* _Requirements_: Collect all the lines that mention the word "this".

——————————

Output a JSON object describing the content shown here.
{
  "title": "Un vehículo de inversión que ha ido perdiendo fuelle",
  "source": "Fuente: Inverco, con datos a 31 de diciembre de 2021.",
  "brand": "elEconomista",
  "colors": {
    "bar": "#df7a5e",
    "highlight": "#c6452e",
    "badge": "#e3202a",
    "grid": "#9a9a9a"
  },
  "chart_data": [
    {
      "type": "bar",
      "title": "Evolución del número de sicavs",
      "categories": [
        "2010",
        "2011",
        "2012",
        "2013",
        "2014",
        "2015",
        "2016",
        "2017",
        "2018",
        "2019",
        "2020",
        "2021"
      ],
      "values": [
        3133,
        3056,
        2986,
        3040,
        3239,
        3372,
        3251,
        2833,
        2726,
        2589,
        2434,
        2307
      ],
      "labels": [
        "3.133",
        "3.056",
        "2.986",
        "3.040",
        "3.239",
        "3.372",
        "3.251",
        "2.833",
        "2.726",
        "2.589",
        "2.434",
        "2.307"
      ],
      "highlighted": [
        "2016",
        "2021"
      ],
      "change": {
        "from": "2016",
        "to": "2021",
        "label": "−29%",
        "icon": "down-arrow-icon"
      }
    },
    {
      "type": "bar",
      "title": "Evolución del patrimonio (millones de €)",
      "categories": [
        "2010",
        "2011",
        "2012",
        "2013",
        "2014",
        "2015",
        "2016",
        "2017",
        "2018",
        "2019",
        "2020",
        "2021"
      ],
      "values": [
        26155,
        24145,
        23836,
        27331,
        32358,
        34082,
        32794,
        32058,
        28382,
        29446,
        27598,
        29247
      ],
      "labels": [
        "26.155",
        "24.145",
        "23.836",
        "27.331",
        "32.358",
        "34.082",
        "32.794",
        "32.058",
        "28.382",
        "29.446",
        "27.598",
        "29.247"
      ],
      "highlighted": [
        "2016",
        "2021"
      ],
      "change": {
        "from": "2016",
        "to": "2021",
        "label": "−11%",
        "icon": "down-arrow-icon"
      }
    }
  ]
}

——————————

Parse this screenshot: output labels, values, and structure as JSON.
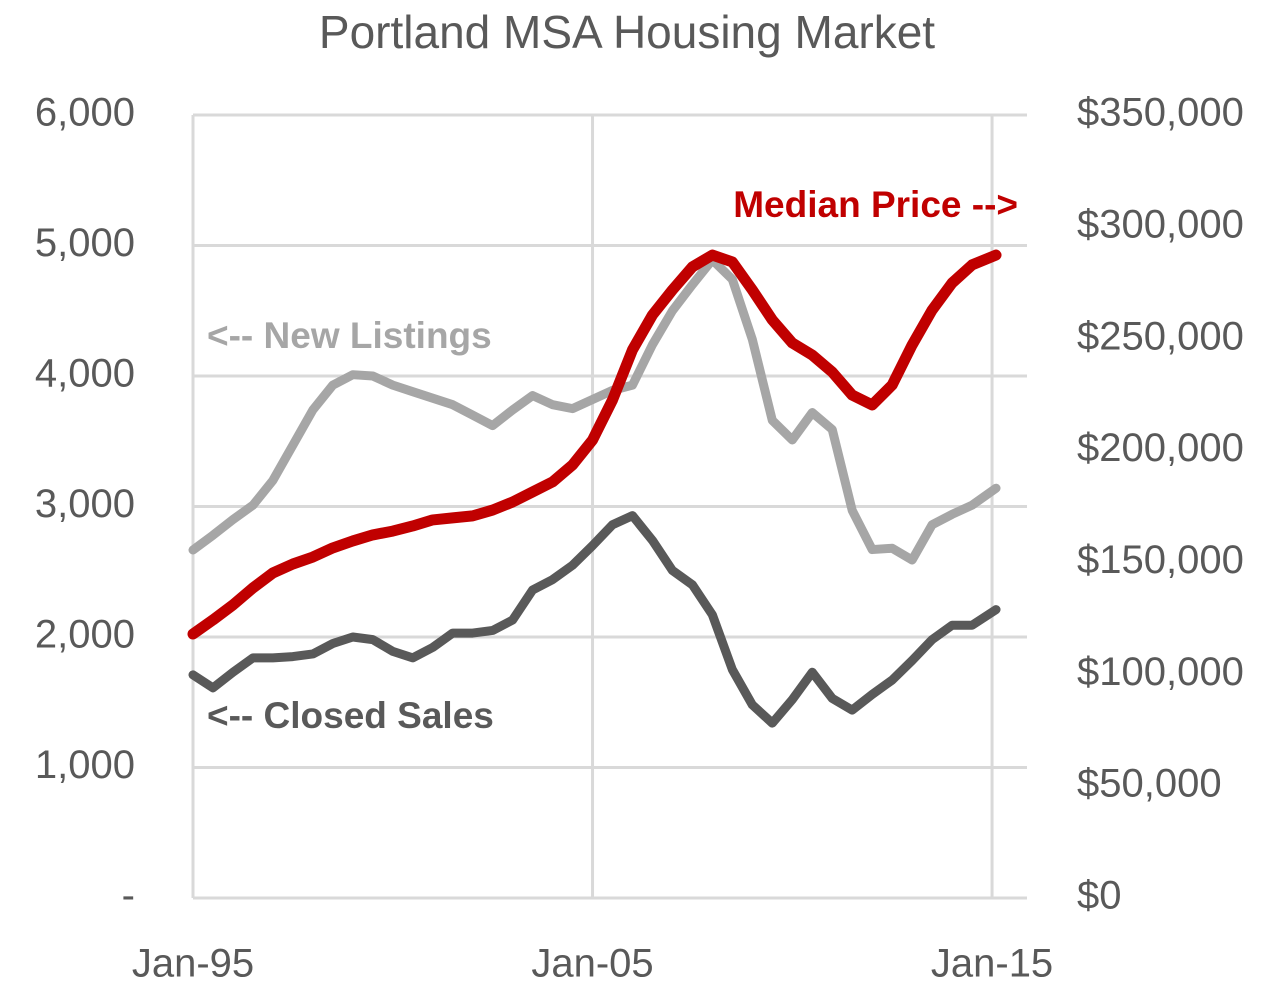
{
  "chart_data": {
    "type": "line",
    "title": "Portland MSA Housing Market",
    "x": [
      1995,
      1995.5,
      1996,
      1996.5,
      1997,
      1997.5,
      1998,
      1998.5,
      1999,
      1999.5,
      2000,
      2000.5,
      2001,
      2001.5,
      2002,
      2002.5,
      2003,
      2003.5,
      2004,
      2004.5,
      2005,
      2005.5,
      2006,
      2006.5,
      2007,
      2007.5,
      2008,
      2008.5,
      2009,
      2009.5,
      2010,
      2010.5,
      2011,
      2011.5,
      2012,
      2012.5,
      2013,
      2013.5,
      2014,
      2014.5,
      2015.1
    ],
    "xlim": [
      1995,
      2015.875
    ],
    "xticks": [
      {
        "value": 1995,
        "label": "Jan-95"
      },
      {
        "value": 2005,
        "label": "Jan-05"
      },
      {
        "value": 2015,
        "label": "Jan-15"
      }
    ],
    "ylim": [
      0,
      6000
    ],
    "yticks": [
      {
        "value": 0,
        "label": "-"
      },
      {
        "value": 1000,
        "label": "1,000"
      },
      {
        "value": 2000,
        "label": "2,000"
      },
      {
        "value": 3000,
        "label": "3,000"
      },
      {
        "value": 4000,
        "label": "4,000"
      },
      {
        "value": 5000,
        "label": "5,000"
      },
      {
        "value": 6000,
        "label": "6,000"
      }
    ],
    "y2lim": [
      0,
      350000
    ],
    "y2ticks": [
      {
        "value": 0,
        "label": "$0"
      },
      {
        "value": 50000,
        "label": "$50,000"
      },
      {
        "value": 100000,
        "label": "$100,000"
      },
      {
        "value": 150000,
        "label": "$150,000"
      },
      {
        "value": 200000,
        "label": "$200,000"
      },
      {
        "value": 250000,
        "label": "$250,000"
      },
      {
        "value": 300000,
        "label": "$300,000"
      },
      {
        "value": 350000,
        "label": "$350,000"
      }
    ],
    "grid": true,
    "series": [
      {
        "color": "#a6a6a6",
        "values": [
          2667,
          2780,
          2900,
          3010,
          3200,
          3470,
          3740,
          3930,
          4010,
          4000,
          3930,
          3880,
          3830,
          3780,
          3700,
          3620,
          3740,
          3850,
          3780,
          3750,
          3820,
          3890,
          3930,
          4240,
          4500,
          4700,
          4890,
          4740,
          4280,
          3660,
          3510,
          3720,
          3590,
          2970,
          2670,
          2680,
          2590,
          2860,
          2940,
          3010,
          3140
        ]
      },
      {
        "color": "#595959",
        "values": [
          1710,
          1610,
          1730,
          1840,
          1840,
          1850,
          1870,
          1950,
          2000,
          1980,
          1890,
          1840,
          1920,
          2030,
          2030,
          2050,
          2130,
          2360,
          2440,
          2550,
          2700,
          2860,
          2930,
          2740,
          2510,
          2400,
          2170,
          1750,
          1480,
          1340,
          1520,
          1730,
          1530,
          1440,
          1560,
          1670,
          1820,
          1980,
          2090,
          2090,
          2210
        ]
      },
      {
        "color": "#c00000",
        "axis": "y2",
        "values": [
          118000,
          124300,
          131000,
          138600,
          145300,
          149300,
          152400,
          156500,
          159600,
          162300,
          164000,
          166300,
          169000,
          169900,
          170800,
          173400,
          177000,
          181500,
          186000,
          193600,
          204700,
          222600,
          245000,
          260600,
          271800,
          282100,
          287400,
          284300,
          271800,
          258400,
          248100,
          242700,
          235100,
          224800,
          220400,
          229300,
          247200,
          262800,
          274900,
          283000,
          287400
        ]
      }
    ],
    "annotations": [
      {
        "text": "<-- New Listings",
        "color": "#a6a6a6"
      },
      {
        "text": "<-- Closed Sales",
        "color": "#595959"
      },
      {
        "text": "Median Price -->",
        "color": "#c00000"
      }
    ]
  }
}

——————————

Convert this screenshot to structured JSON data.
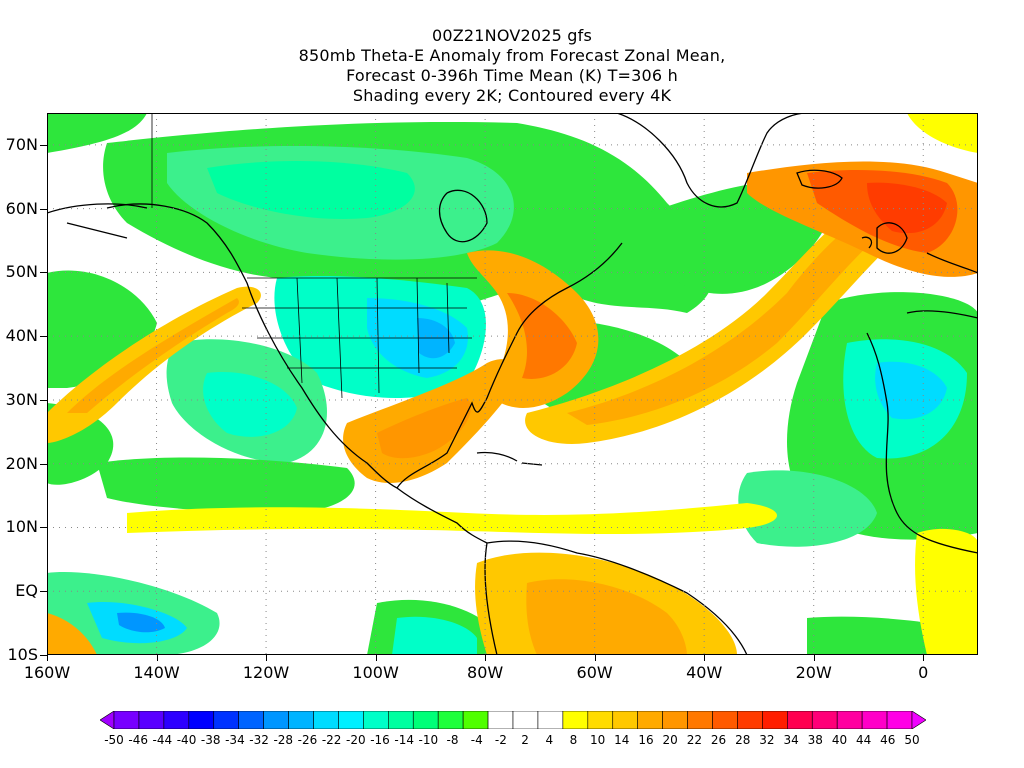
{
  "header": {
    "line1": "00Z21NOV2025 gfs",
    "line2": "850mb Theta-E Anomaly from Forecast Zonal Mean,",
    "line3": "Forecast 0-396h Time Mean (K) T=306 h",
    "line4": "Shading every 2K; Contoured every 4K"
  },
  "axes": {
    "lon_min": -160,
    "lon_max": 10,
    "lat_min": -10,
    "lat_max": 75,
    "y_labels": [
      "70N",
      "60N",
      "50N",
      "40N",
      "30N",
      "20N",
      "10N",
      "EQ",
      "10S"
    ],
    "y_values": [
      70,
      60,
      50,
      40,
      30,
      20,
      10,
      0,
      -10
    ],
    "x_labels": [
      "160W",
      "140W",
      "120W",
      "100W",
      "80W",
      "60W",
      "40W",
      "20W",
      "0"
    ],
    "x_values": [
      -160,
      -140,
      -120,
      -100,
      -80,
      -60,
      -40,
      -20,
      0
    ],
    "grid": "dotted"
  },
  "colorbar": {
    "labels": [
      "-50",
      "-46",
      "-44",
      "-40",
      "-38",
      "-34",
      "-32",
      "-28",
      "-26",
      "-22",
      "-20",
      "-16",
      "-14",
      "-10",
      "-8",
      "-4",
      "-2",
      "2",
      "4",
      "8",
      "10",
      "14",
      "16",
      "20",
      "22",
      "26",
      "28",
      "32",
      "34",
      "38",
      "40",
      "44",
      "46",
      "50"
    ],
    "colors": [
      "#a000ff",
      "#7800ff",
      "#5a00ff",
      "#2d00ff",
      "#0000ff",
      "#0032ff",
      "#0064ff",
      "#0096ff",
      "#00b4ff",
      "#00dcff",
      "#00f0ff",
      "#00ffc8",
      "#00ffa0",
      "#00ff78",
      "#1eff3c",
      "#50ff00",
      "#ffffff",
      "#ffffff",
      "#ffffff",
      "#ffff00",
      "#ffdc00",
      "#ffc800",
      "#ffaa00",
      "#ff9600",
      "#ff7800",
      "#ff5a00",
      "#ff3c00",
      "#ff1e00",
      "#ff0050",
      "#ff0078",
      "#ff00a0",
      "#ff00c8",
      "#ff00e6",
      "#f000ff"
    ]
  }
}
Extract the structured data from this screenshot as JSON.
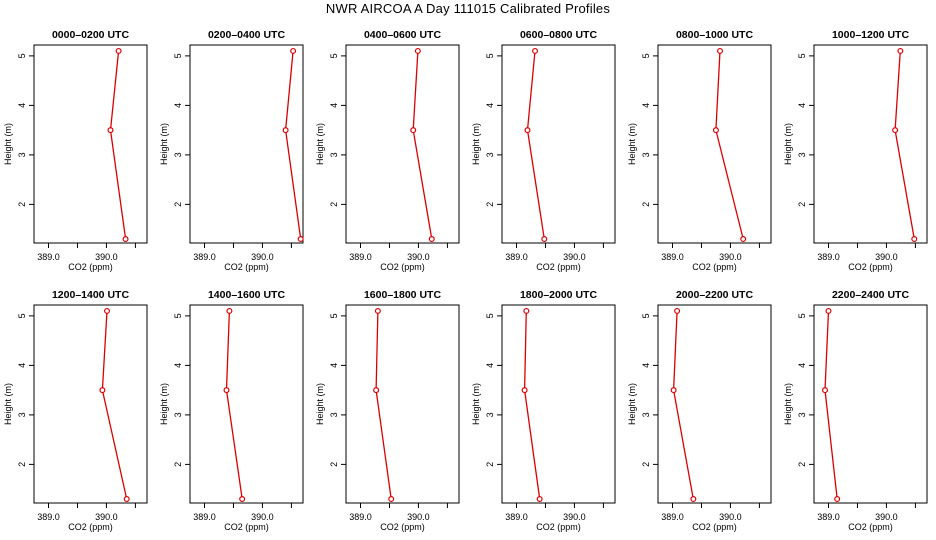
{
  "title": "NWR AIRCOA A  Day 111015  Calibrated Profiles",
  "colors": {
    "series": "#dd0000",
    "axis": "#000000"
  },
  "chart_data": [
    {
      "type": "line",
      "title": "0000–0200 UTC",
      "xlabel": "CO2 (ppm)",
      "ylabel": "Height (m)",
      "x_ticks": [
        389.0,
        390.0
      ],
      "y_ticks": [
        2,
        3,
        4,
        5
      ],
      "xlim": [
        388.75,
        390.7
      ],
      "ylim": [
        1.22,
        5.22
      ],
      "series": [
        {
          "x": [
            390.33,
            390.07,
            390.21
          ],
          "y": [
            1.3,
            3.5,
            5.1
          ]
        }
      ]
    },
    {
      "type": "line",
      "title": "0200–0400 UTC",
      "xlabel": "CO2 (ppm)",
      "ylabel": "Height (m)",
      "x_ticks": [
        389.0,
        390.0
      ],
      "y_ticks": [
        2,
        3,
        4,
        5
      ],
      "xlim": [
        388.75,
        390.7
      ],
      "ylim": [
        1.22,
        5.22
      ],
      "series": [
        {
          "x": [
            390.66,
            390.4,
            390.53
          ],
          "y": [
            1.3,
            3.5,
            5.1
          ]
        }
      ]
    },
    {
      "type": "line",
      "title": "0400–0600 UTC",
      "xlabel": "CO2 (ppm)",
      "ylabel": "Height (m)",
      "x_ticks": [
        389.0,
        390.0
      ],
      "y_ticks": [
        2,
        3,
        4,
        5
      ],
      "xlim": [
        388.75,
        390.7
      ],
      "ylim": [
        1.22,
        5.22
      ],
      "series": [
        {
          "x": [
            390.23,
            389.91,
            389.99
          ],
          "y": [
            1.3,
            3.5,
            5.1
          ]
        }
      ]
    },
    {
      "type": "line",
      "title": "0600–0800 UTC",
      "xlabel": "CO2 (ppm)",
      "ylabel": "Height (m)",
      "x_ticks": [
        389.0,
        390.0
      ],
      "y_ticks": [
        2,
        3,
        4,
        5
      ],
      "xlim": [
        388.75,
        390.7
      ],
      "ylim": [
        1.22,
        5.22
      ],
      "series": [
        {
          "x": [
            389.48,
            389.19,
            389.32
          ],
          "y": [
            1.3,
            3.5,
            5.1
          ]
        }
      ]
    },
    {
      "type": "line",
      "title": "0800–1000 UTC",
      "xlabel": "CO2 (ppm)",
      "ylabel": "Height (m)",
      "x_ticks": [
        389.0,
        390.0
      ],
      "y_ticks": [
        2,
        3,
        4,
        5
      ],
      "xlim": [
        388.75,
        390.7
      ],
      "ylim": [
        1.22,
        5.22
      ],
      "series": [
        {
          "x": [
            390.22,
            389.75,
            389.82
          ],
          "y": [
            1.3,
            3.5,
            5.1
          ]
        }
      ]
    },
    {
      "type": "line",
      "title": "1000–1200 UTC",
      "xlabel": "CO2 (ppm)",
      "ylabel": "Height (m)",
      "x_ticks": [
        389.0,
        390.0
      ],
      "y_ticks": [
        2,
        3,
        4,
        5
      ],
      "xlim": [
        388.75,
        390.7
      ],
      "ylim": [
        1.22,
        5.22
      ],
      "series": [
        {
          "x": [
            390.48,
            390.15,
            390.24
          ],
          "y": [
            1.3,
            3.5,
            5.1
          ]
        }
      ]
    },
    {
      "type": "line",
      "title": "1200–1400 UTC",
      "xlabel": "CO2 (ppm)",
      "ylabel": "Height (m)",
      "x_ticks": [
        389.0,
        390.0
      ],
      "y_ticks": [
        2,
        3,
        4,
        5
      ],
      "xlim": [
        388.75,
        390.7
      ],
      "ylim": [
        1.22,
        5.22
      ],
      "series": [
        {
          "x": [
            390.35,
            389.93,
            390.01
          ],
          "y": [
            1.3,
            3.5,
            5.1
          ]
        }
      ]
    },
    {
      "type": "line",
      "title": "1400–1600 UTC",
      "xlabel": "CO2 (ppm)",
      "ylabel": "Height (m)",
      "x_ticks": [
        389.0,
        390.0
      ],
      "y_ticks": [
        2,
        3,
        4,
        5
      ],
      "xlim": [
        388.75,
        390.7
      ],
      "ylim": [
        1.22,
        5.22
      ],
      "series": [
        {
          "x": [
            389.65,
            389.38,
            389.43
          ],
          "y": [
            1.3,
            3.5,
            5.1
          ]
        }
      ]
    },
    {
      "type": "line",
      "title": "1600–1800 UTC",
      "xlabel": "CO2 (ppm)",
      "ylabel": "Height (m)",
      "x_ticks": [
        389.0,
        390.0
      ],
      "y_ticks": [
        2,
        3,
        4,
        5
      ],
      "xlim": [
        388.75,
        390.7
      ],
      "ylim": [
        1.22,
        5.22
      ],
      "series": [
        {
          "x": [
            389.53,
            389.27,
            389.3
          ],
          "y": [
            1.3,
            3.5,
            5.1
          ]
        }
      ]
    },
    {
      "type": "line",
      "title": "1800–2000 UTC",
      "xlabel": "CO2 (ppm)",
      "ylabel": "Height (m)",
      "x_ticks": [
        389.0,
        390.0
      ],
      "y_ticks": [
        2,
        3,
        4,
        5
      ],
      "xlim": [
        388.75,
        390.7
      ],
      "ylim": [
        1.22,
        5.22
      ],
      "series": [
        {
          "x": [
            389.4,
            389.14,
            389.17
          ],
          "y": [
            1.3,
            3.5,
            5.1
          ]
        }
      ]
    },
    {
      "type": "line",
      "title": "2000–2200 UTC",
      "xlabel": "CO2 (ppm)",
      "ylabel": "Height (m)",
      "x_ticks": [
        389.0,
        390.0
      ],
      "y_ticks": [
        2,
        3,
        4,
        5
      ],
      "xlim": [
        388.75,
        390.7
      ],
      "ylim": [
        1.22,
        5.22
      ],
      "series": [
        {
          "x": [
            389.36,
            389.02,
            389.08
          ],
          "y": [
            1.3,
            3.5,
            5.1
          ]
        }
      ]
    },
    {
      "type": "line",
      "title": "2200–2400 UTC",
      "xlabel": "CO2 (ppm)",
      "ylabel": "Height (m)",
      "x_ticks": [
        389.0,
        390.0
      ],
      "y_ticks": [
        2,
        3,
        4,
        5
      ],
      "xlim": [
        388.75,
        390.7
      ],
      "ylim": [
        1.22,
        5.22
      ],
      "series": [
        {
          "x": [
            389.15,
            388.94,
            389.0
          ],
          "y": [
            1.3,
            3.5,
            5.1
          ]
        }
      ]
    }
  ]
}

——————————

* _Complete output_:
Parse this screenshot: output labels, values, and structure as JSON.
Convert this screenshot to structured JSON data.
Extract the structured data from this screenshot as JSON.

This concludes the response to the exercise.